# [What you will do]
Look below. Copy each line that has "author" in it.

# [Records]
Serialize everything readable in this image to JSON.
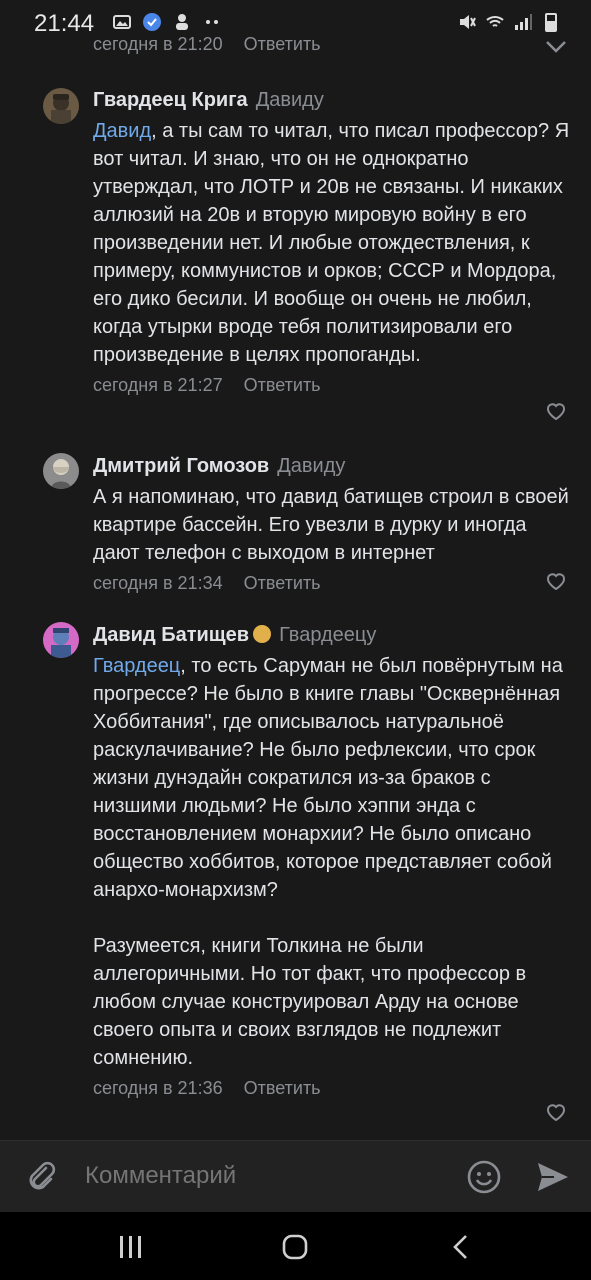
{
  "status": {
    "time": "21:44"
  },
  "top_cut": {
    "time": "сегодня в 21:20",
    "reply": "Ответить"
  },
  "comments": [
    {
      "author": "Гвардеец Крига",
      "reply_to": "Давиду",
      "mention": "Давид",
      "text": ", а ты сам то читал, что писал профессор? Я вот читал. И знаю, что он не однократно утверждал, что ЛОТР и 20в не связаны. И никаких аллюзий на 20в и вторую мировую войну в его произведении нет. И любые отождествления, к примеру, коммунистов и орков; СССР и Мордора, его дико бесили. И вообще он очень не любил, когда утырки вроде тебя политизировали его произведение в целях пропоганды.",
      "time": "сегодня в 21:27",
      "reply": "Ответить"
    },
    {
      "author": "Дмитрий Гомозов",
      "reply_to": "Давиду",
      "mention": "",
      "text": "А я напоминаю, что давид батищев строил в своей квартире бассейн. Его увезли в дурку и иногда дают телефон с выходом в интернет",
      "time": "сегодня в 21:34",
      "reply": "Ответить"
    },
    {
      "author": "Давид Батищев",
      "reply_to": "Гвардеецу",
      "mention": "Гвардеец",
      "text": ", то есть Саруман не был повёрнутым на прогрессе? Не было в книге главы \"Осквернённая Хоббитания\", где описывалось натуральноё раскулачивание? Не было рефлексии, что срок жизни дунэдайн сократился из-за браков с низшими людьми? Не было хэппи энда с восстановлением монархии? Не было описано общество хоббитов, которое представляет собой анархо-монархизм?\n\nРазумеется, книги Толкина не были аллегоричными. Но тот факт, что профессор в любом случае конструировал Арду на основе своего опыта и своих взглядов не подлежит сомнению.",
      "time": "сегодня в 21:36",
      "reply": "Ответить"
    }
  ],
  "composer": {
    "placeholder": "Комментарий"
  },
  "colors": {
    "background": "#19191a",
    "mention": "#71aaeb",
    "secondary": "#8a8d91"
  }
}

---

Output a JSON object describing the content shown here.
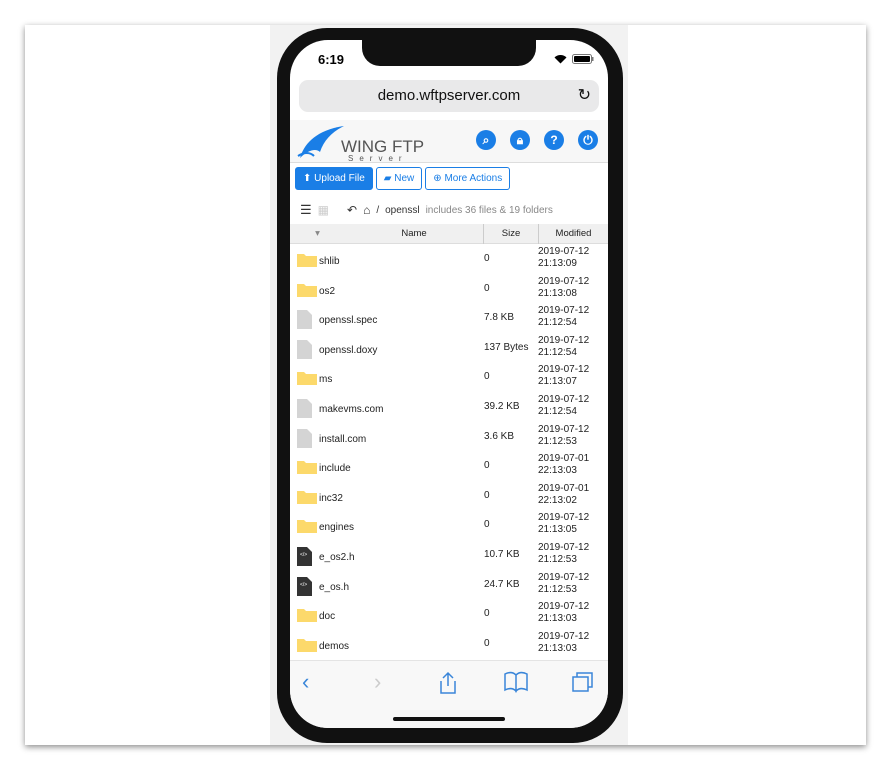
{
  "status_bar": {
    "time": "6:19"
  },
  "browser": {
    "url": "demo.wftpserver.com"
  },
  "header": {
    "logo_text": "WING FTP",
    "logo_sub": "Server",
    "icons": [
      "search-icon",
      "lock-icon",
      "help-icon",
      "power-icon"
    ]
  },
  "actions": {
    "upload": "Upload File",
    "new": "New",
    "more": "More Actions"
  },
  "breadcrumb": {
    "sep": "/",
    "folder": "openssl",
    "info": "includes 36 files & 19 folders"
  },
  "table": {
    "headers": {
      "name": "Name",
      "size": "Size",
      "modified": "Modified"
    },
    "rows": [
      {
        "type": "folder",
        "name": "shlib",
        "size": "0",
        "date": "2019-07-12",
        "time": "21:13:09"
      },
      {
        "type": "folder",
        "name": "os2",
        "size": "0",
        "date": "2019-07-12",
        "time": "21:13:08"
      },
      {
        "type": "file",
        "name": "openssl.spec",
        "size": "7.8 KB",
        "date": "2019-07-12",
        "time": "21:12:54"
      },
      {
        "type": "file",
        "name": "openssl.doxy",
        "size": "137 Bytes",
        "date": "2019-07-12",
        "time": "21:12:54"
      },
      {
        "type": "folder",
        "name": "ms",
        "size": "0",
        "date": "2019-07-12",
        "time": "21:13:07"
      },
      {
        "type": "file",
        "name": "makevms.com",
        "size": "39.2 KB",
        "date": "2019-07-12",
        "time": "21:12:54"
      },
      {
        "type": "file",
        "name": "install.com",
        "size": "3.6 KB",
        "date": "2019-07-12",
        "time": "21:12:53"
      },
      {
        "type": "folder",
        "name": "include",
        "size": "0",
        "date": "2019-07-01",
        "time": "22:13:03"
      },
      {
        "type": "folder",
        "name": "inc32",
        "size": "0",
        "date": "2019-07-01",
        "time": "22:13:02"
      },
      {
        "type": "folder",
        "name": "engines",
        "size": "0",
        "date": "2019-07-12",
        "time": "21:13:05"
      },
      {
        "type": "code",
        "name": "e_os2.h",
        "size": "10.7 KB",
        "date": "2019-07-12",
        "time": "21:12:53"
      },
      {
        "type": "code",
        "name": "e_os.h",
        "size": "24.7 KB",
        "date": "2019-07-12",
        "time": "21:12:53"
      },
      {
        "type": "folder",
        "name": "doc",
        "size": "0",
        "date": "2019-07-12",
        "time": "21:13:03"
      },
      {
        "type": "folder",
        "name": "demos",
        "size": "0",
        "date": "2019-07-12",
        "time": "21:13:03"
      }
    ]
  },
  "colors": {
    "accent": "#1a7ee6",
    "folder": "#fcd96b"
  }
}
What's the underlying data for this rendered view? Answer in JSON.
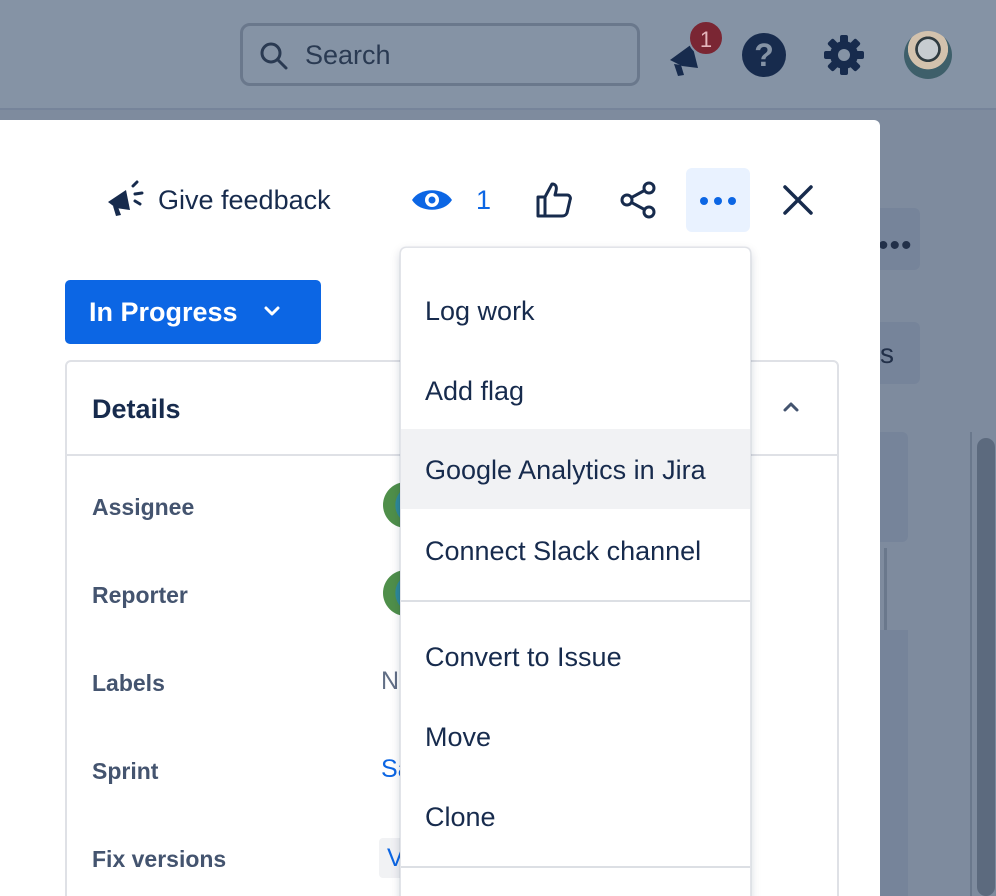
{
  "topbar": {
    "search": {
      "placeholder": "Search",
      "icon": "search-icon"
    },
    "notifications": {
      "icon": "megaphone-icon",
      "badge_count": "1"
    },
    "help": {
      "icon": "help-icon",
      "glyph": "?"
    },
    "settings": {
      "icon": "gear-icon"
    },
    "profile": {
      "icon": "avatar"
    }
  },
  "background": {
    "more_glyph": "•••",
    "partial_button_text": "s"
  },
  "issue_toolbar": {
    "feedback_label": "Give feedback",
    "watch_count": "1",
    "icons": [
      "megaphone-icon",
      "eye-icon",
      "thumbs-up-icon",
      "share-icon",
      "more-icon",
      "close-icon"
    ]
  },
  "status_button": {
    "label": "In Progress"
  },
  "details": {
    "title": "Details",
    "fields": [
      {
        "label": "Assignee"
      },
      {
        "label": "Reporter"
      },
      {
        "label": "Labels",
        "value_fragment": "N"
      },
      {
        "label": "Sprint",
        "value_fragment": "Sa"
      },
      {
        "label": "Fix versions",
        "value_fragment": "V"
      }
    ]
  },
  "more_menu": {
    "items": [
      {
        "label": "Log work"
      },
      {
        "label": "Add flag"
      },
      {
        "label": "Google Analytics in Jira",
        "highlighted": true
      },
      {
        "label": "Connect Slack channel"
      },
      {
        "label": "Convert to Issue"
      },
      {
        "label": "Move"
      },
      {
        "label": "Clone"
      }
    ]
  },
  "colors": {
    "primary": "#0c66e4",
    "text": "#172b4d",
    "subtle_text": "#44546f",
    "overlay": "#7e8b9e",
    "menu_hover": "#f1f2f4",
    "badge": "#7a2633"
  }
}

==

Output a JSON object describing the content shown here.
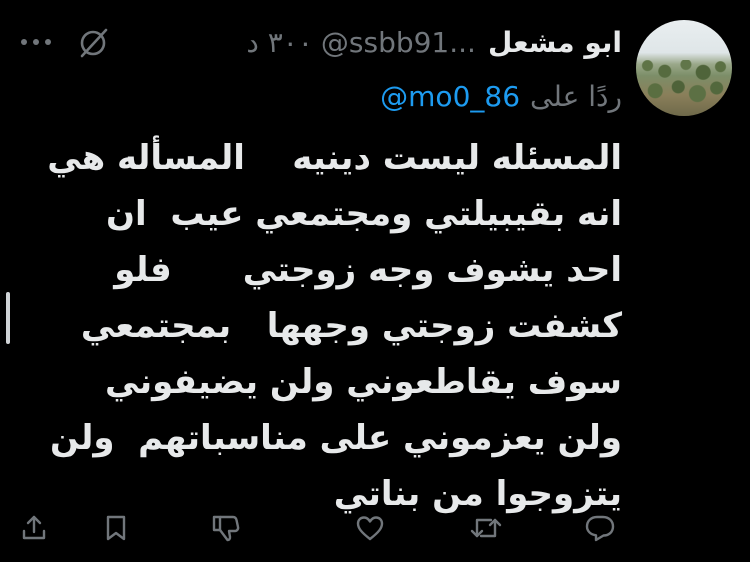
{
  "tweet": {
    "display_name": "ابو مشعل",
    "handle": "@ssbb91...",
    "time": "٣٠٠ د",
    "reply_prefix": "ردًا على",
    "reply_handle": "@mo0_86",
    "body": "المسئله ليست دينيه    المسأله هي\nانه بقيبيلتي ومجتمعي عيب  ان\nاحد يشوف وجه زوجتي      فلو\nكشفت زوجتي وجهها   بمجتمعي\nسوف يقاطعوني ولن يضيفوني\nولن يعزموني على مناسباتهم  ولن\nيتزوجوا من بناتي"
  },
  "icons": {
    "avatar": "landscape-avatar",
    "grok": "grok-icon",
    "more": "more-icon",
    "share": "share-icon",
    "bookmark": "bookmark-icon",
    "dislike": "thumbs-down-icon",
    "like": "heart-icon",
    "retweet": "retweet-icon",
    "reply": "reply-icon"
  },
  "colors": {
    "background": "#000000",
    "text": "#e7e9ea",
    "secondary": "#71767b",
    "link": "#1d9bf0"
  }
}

# [Correct result]
      "author": "Гвардеец Крига",
      "author": "Дмитрий Гомозов",
      "author": "Давид Батищев",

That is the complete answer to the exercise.